(Figure collection entries)
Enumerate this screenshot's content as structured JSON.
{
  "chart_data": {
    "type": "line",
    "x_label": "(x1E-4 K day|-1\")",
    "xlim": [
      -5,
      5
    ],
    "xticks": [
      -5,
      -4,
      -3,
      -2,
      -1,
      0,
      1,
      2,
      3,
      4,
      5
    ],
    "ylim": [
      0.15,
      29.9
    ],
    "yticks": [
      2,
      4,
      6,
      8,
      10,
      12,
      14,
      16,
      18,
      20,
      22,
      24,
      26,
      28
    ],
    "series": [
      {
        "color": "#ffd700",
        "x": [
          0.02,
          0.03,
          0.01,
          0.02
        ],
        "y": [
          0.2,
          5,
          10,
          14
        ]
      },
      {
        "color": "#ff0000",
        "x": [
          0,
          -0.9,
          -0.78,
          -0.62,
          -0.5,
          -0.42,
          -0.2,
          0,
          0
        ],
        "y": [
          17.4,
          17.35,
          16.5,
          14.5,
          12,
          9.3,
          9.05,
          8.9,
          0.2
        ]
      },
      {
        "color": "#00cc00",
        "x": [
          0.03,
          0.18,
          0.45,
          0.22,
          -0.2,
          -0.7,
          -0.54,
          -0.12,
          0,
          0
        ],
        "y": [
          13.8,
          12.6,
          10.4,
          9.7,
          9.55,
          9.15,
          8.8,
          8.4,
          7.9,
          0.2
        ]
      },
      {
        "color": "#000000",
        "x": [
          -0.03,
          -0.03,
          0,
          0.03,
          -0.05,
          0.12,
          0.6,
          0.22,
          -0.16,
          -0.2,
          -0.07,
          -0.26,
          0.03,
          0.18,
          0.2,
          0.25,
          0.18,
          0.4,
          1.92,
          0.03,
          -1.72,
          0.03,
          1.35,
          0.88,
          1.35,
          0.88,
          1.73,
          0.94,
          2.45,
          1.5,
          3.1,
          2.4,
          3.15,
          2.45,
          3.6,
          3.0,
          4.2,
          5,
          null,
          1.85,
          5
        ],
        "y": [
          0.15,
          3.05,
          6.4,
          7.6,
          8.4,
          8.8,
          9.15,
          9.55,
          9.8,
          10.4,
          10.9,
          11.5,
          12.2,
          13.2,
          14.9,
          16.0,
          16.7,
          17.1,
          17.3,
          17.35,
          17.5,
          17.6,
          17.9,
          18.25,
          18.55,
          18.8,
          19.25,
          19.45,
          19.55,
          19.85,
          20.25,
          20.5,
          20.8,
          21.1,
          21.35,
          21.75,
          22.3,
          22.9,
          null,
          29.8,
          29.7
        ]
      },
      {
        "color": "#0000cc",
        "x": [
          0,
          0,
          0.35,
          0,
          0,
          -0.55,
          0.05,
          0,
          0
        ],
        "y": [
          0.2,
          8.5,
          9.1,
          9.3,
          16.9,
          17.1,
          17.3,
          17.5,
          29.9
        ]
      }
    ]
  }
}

• _What the task requires_:
What is the number of lines that hold the string "color"? Reply with that number alone.

• _Exercise solution_:
5